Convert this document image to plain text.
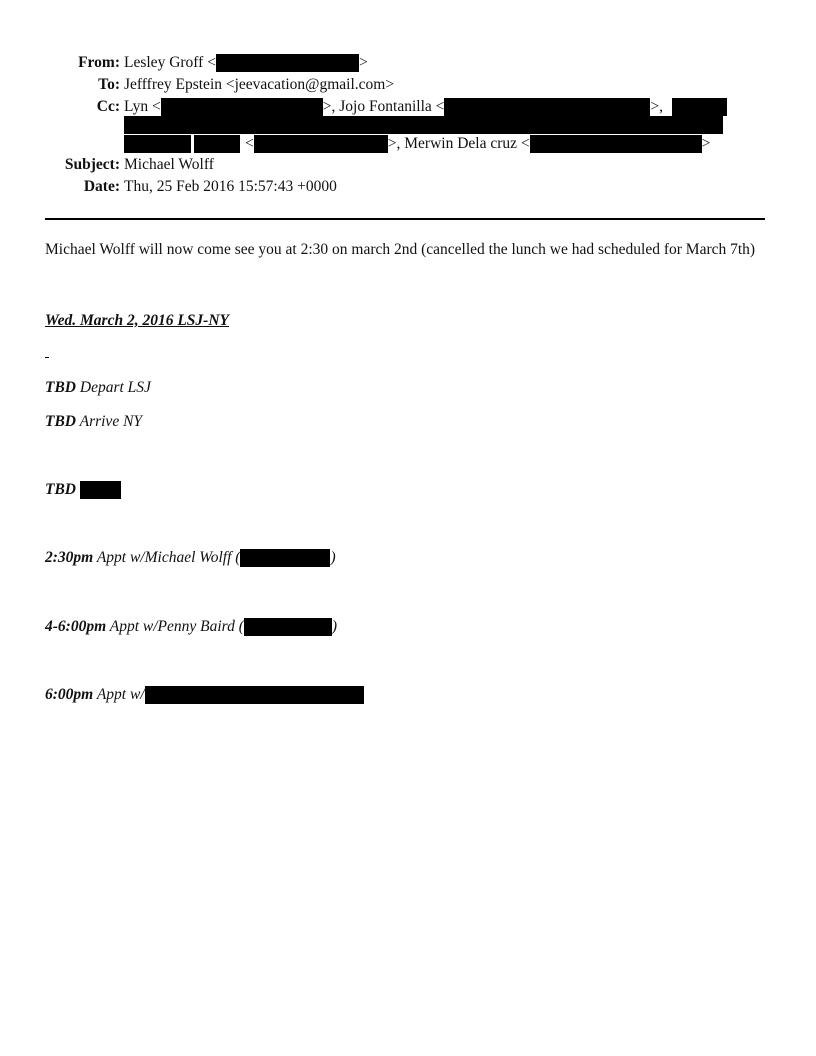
From: Lesley Groff <	>
To: Jefffrey Epstein <jeevacation@gmail.com>
Cc: Lyn <	>, Jojo Fontanilla <	>,
<	>, Merwin Dela cruz <	>
Subject: Michael Wolff
Date: Thu, 25 Feb 2016 15:57:43 +0000
Michael Wolff will now come see you at 2:30 on march 2nd (cancelled the lunch we had scheduled for March 7th)
Wed. March 2, 2016 LSJ-NY
TBD Depart LSJ
TBD Arrive NY
TBD
2:30pm Appt w/Michael Wolff (	)
4-6:00pm Appt w/Penny Baird (	)
6:00pm Appt w/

- - - - -

* WHAT THIS TASK INVOLVES *
Without the pictures, output the full listing exactly as it stands.

* RIGHT ANSWER *
Convert this document image to plain text.
From: Lesley Groff <	>
To: Jefffrey Epstein <jeevacation@gmail.com>
Cc: Lyn <	>, Jojo Fontanilla <	>,
<	>, Merwin Dela cruz <	>
Subject: Michael Wolff
Date: Thu, 25 Feb 2016 15:57:43 +0000
Michael Wolff will now come see you at 2:30 on march 2nd (cancelled the lunch we had scheduled for March 7th)
Wed. March 2, 2016 LSJ-NY
TBD Depart LSJ
TBD Arrive NY
TBD
2:30pm Appt w/Michael Wolff (	)
4-6:00pm Appt w/Penny Baird (	)
6:00pm Appt w/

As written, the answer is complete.